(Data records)
● ● ● ●
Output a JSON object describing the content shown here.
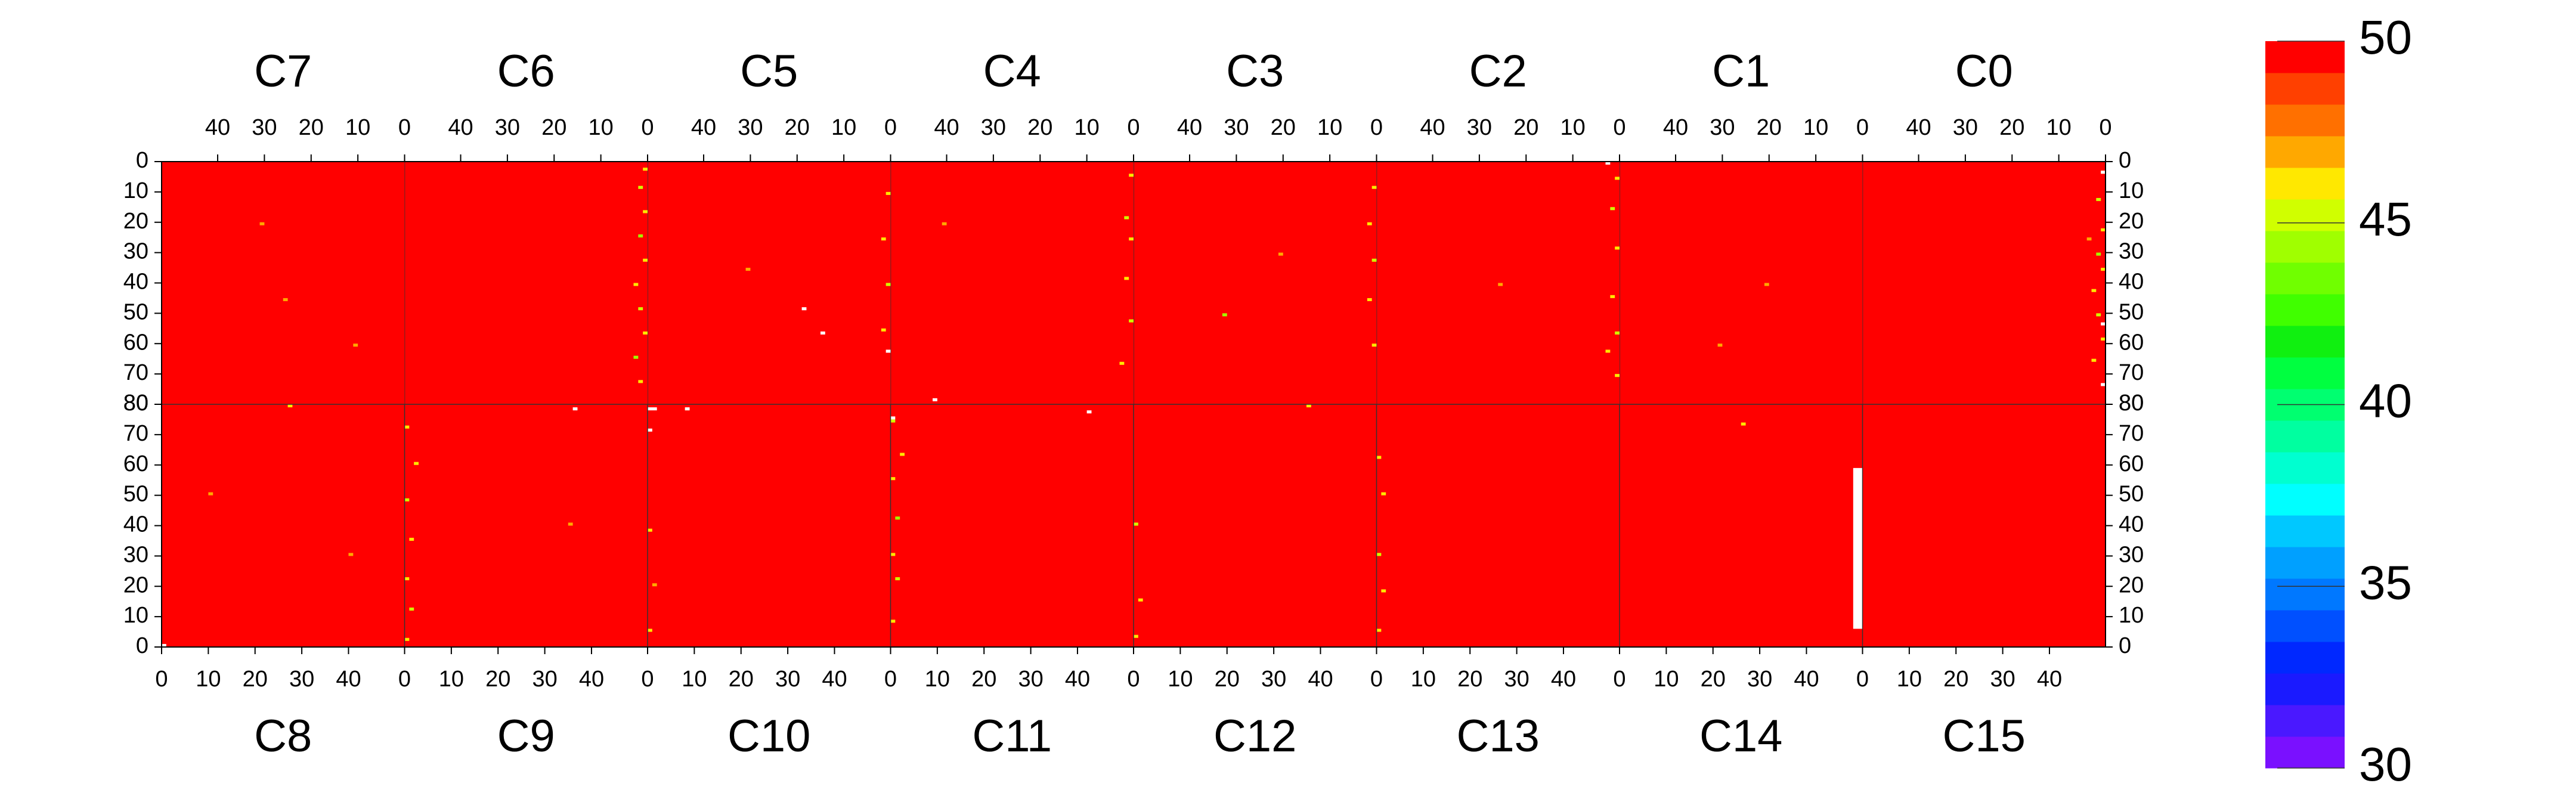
{
  "chart_data": {
    "type": "heatmap",
    "xticks": [
      0,
      10,
      20,
      30,
      40
    ],
    "yticks": [
      0,
      10,
      20,
      30,
      40,
      50,
      60,
      70,
      80
    ],
    "xlim": [
      0,
      52
    ],
    "ylim": [
      0,
      80
    ],
    "zlim": [
      30,
      50
    ],
    "zticks": [
      30,
      35,
      40,
      45,
      50
    ],
    "colors": [
      "#7a10ff",
      "#4a18ff",
      "#1a1aff",
      "#0028ff",
      "#0050ff",
      "#0078ff",
      "#00a0ff",
      "#00c8ff",
      "#00ffff",
      "#00ffd0",
      "#00ffa0",
      "#00ff70",
      "#00ff40",
      "#10f010",
      "#40ff00",
      "#70ff00",
      "#a0ff00",
      "#d0ff00",
      "#ffe800",
      "#ffa800",
      "#ff7000",
      "#ff4000",
      "#ff0000"
    ],
    "panels": [
      {
        "name": "C0",
        "value": 50,
        "spots": [
          [
            0,
            3,
            47
          ],
          [
            1,
            12,
            46
          ],
          [
            0,
            22,
            47
          ],
          [
            1,
            30,
            45
          ],
          [
            0,
            35,
            47
          ],
          [
            2,
            42,
            47
          ],
          [
            1,
            50,
            46
          ],
          [
            0,
            58,
            47
          ],
          [
            3,
            25,
            48
          ],
          [
            2,
            65,
            47
          ]
        ],
        "missing": [
          [
            0,
            1,
            3,
            4
          ],
          [
            0,
            1,
            53,
            54
          ],
          [
            0,
            1,
            73,
            74
          ]
        ]
      },
      {
        "name": "C1",
        "value": 50,
        "spots": [
          [
            20,
            40,
            48
          ],
          [
            30,
            60,
            48
          ]
        ],
        "missing": []
      },
      {
        "name": "C2",
        "value": 50,
        "spots": [
          [
            0,
            5,
            47
          ],
          [
            1,
            15,
            46
          ],
          [
            0,
            28,
            47
          ],
          [
            1,
            44,
            47
          ],
          [
            0,
            56,
            46
          ],
          [
            2,
            62,
            47
          ],
          [
            25,
            40,
            48
          ],
          [
            0,
            70,
            47
          ]
        ],
        "missing": [
          [
            2,
            3,
            0,
            1
          ]
        ]
      },
      {
        "name": "C3",
        "value": 50,
        "spots": [
          [
            0,
            8,
            47
          ],
          [
            1,
            20,
            47
          ],
          [
            0,
            32,
            46
          ],
          [
            1,
            45,
            47
          ],
          [
            0,
            60,
            47
          ],
          [
            32,
            50,
            45
          ],
          [
            20,
            30,
            48
          ]
        ],
        "missing": []
      },
      {
        "name": "C4",
        "value": 50,
        "spots": [
          [
            0,
            4,
            47
          ],
          [
            1,
            18,
            46
          ],
          [
            0,
            25,
            47
          ],
          [
            1,
            38,
            47
          ],
          [
            0,
            52,
            46
          ],
          [
            2,
            66,
            47
          ],
          [
            40,
            20,
            48
          ]
        ],
        "missing": [
          [
            42,
            43,
            78,
            79
          ]
        ]
      },
      {
        "name": "C5",
        "value": 50,
        "spots": [
          [
            0,
            10,
            47
          ],
          [
            1,
            25,
            47
          ],
          [
            0,
            40,
            46
          ],
          [
            1,
            55,
            47
          ],
          [
            30,
            35,
            48
          ]
        ],
        "missing": [
          [
            0,
            1,
            62,
            63
          ],
          [
            18,
            19,
            48,
            49
          ],
          [
            14,
            15,
            56,
            57
          ]
        ]
      },
      {
        "name": "C6",
        "value": 50,
        "spots": [
          [
            0,
            2,
            47
          ],
          [
            1,
            8,
            46
          ],
          [
            0,
            16,
            47
          ],
          [
            1,
            24,
            45
          ],
          [
            0,
            32,
            47
          ],
          [
            2,
            40,
            47
          ],
          [
            1,
            48,
            46
          ],
          [
            0,
            56,
            47
          ],
          [
            2,
            64,
            45
          ],
          [
            1,
            72,
            47
          ]
        ],
        "missing": []
      },
      {
        "name": "C7",
        "value": 50,
        "spots": [
          [
            30,
            20,
            48
          ],
          [
            10,
            60,
            48
          ],
          [
            25,
            45,
            48
          ]
        ],
        "missing": []
      },
      {
        "name": "C8",
        "value": 50,
        "spots": [
          [
            27,
            79,
            47
          ],
          [
            40,
            30,
            48
          ],
          [
            10,
            50,
            48
          ]
        ],
        "missing": [
          [
            0,
            1,
            0,
            1
          ]
        ]
      },
      {
        "name": "C9",
        "value": 50,
        "spots": [
          [
            0,
            2,
            47
          ],
          [
            1,
            12,
            46
          ],
          [
            0,
            22,
            47
          ],
          [
            1,
            35,
            47
          ],
          [
            0,
            48,
            46
          ],
          [
            2,
            60,
            47
          ],
          [
            0,
            72,
            47
          ],
          [
            35,
            40,
            48
          ]
        ],
        "missing": [
          [
            36,
            37,
            78,
            79
          ]
        ]
      },
      {
        "name": "C10",
        "value": 50,
        "spots": [
          [
            0,
            5,
            47
          ],
          [
            1,
            20,
            48
          ],
          [
            0,
            38,
            47
          ],
          [
            8,
            78,
            48
          ]
        ],
        "missing": [
          [
            0,
            2,
            78,
            79
          ],
          [
            0,
            1,
            71,
            72
          ],
          [
            8,
            9,
            78,
            79
          ]
        ]
      },
      {
        "name": "C11",
        "value": 50,
        "spots": [
          [
            0,
            8,
            47
          ],
          [
            1,
            22,
            46
          ],
          [
            0,
            30,
            47
          ],
          [
            1,
            42,
            45
          ],
          [
            0,
            55,
            47
          ],
          [
            2,
            63,
            47
          ],
          [
            0,
            74,
            46
          ]
        ],
        "missing": [
          [
            0,
            1,
            75,
            76
          ],
          [
            42,
            43,
            77,
            78
          ]
        ]
      },
      {
        "name": "C12",
        "value": 50,
        "spots": [
          [
            0,
            3,
            47
          ],
          [
            1,
            15,
            47
          ],
          [
            0,
            40,
            46
          ],
          [
            37,
            79,
            47
          ]
        ],
        "missing": []
      },
      {
        "name": "C13",
        "value": 50,
        "spots": [
          [
            0,
            5,
            47
          ],
          [
            1,
            18,
            47
          ],
          [
            0,
            30,
            46
          ],
          [
            1,
            50,
            47
          ],
          [
            0,
            62,
            47
          ]
        ],
        "missing": []
      },
      {
        "name": "C14",
        "value": 50,
        "spots": [
          [
            26,
            73,
            47
          ]
        ],
        "missing": [
          [
            50,
            52,
            6,
            59
          ]
        ]
      },
      {
        "name": "C15",
        "value": 50,
        "spots": [],
        "missing": []
      }
    ]
  }
}
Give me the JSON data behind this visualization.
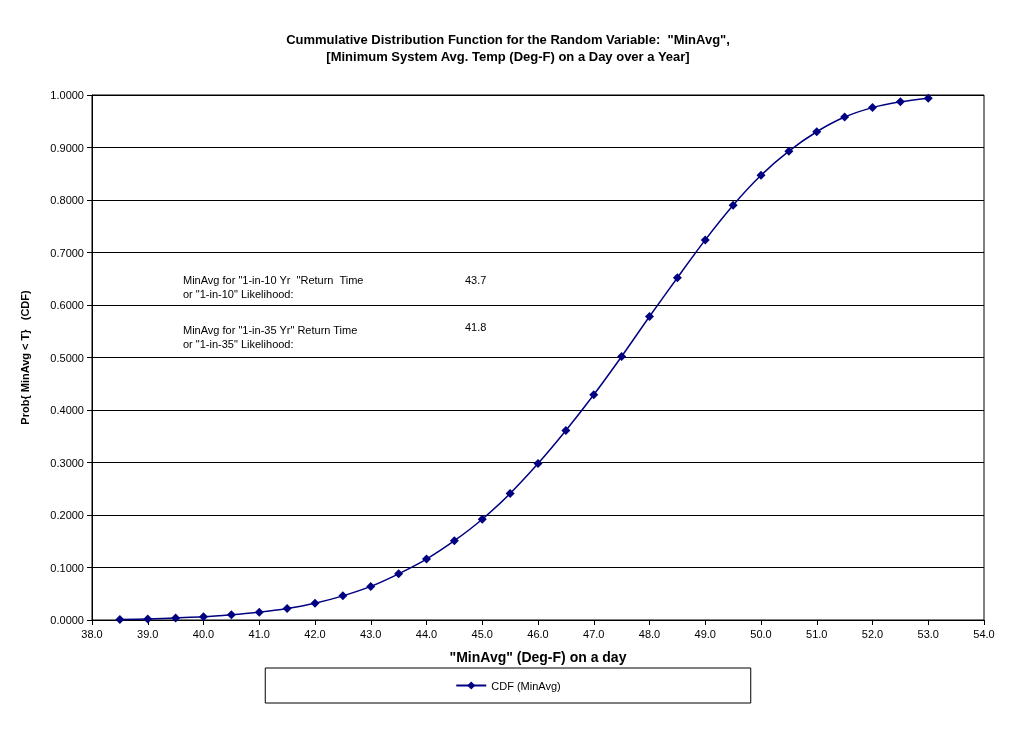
{
  "chart_data": {
    "type": "line",
    "title": "Cummulative Distribution Function for the Random Variable:  \"MinAvg\",\n[Minimum System Avg. Temp (Deg-F) on a Day over a Year]",
    "xlabel": "\"MinAvg\" (Deg-F) on a day",
    "ylabel": "Prob{ MinAvg < T}   (CDF)",
    "x": [
      38.5,
      39.0,
      39.5,
      40.0,
      40.5,
      41.0,
      41.5,
      42.0,
      42.5,
      43.0,
      43.5,
      44.0,
      44.5,
      45.0,
      45.5,
      46.0,
      46.5,
      47.0,
      47.5,
      48.0,
      48.5,
      49.0,
      49.5,
      50.0,
      50.5,
      51.0,
      51.5,
      52.0,
      52.5,
      53.0
    ],
    "series": [
      {
        "name": "CDF (MinAvg)",
        "color": "#000080",
        "values": [
          0.001,
          0.002,
          0.004,
          0.006,
          0.01,
          0.015,
          0.022,
          0.032,
          0.046,
          0.064,
          0.088,
          0.116,
          0.151,
          0.192,
          0.241,
          0.298,
          0.361,
          0.429,
          0.502,
          0.578,
          0.652,
          0.724,
          0.79,
          0.847,
          0.893,
          0.93,
          0.958,
          0.976,
          0.987,
          0.994
        ]
      }
    ],
    "xlim": [
      38,
      54
    ],
    "xticks": [
      {
        "value": 38,
        "label": "38.0"
      },
      {
        "value": 39,
        "label": "39.0"
      },
      {
        "value": 40,
        "label": "40.0"
      },
      {
        "value": 41,
        "label": "41.0"
      },
      {
        "value": 42,
        "label": "42.0"
      },
      {
        "value": 43,
        "label": "43.0"
      },
      {
        "value": 44,
        "label": "44.0"
      },
      {
        "value": 45,
        "label": "45.0"
      },
      {
        "value": 46,
        "label": "46.0"
      },
      {
        "value": 47,
        "label": "47.0"
      },
      {
        "value": 48,
        "label": "48.0"
      },
      {
        "value": 49,
        "label": "49.0"
      },
      {
        "value": 50,
        "label": "50.0"
      },
      {
        "value": 51,
        "label": "51.0"
      },
      {
        "value": 52,
        "label": "52.0"
      },
      {
        "value": 53,
        "label": "53.0"
      },
      {
        "value": 54,
        "label": "54.0"
      }
    ],
    "ylim": [
      0,
      1
    ],
    "yticks": [
      {
        "value": 0,
        "label": "0.0000"
      },
      {
        "value": 0.1,
        "label": "0.1000"
      },
      {
        "value": 0.2,
        "label": "0.2000"
      },
      {
        "value": 0.3,
        "label": "0.3000"
      },
      {
        "value": 0.4,
        "label": "0.4000"
      },
      {
        "value": 0.5,
        "label": "0.5000"
      },
      {
        "value": 0.6,
        "label": "0.6000"
      },
      {
        "value": 0.7,
        "label": "0.7000"
      },
      {
        "value": 0.8,
        "label": "0.8000"
      },
      {
        "value": 0.9,
        "label": "0.9000"
      },
      {
        "value": 1,
        "label": "1.0000"
      }
    ],
    "annotations": [
      "MinAvg for \"1-in-10 Yr  \"Return  Time\nor \"1-in-10\" Likelihood:",
      "43.7",
      "MinAvg for \"1-in-35 Yr\" Return Time\nor \"1-in-35\" Likelihood:",
      "41.8"
    ],
    "grid": "y",
    "legend": "bottom",
    "marker": "diamond",
    "line_style": "solid"
  }
}
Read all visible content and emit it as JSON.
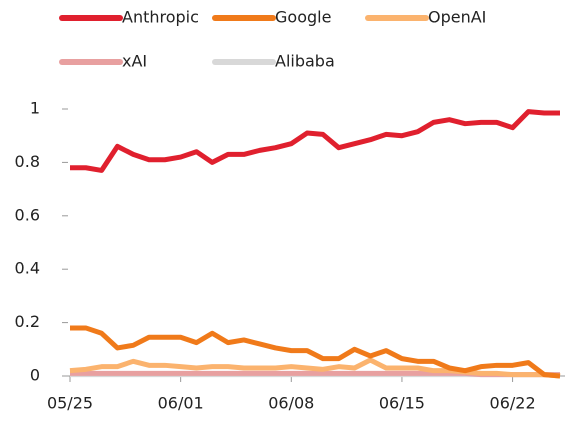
{
  "chart_data": {
    "type": "line",
    "categories": [
      "05/25",
      null,
      null,
      null,
      null,
      null,
      null,
      "06/01",
      null,
      null,
      null,
      null,
      null,
      null,
      "06/08",
      null,
      null,
      null,
      null,
      null,
      null,
      "06/15",
      null,
      null,
      null,
      null,
      null,
      null,
      "06/22",
      null,
      null,
      null
    ],
    "series": [
      {
        "name": "Anthropic",
        "color": "#e0202e",
        "values": [
          0.78,
          0.78,
          0.77,
          0.86,
          0.83,
          0.81,
          0.81,
          0.82,
          0.84,
          0.8,
          0.83,
          0.83,
          0.845,
          0.855,
          0.87,
          0.91,
          0.905,
          0.855,
          0.87,
          0.885,
          0.905,
          0.9,
          0.915,
          0.95,
          0.96,
          0.945,
          0.95,
          0.95,
          0.93,
          0.99,
          0.985,
          0.985
        ]
      },
      {
        "name": "Google",
        "color": "#f07a1a",
        "values": [
          0.18,
          0.18,
          0.16,
          0.105,
          0.115,
          0.145,
          0.145,
          0.145,
          0.125,
          0.16,
          0.125,
          0.135,
          0.12,
          0.105,
          0.095,
          0.095,
          0.065,
          0.065,
          0.1,
          0.075,
          0.095,
          0.065,
          0.055,
          0.055,
          0.03,
          0.02,
          0.035,
          0.04,
          0.04,
          0.05,
          0.005,
          0.0
        ]
      },
      {
        "name": "OpenAI",
        "color": "#fbb36e",
        "values": [
          0.02,
          0.025,
          0.035,
          0.035,
          0.055,
          0.04,
          0.04,
          0.035,
          0.03,
          0.035,
          0.035,
          0.03,
          0.03,
          0.03,
          0.035,
          0.03,
          0.025,
          0.035,
          0.03,
          0.06,
          0.03,
          0.03,
          0.03,
          0.02,
          0.02,
          0.015,
          0.01,
          0.01,
          0.005,
          0.005,
          0.005,
          0.0
        ]
      },
      {
        "name": "xAI",
        "color": "#e8a0a0",
        "values": [
          0.01,
          0.01,
          0.01,
          0.01,
          0.01,
          0.01,
          0.01,
          0.01,
          0.01,
          0.01,
          0.01,
          0.01,
          0.01,
          0.01,
          0.01,
          0.01,
          0.01,
          0.01,
          0.01,
          0.01,
          0.01,
          0.01,
          0.01,
          0.01,
          0.01,
          0.01,
          0.005,
          0.005,
          0.005,
          0.005,
          0.005,
          0.005
        ]
      },
      {
        "name": "Alibaba",
        "color": "#d8d8d8",
        "values": [
          0.005,
          0.005,
          0.005,
          0.005,
          0.005,
          0.005,
          0.005,
          0.005,
          0.005,
          0.005,
          0.005,
          0.005,
          0.005,
          0.005,
          0.005,
          0.005,
          0.005,
          0.005,
          0.005,
          0.005,
          0.005,
          0.005,
          0.005,
          0.005,
          0.005,
          0.005,
          0.005,
          0.005,
          0.005,
          0.005,
          0.005,
          0.005
        ]
      }
    ],
    "ylim": [
      0,
      1
    ],
    "yticks": [
      0,
      0.2,
      0.4,
      0.6,
      0.8,
      1
    ]
  }
}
● ● ● ●
Problem to solve: From the listing above, copy every line that holds the string "content".

Complete answer:
Output a JSON object describing the content shown here.
Read all visible content and emit it as JSON.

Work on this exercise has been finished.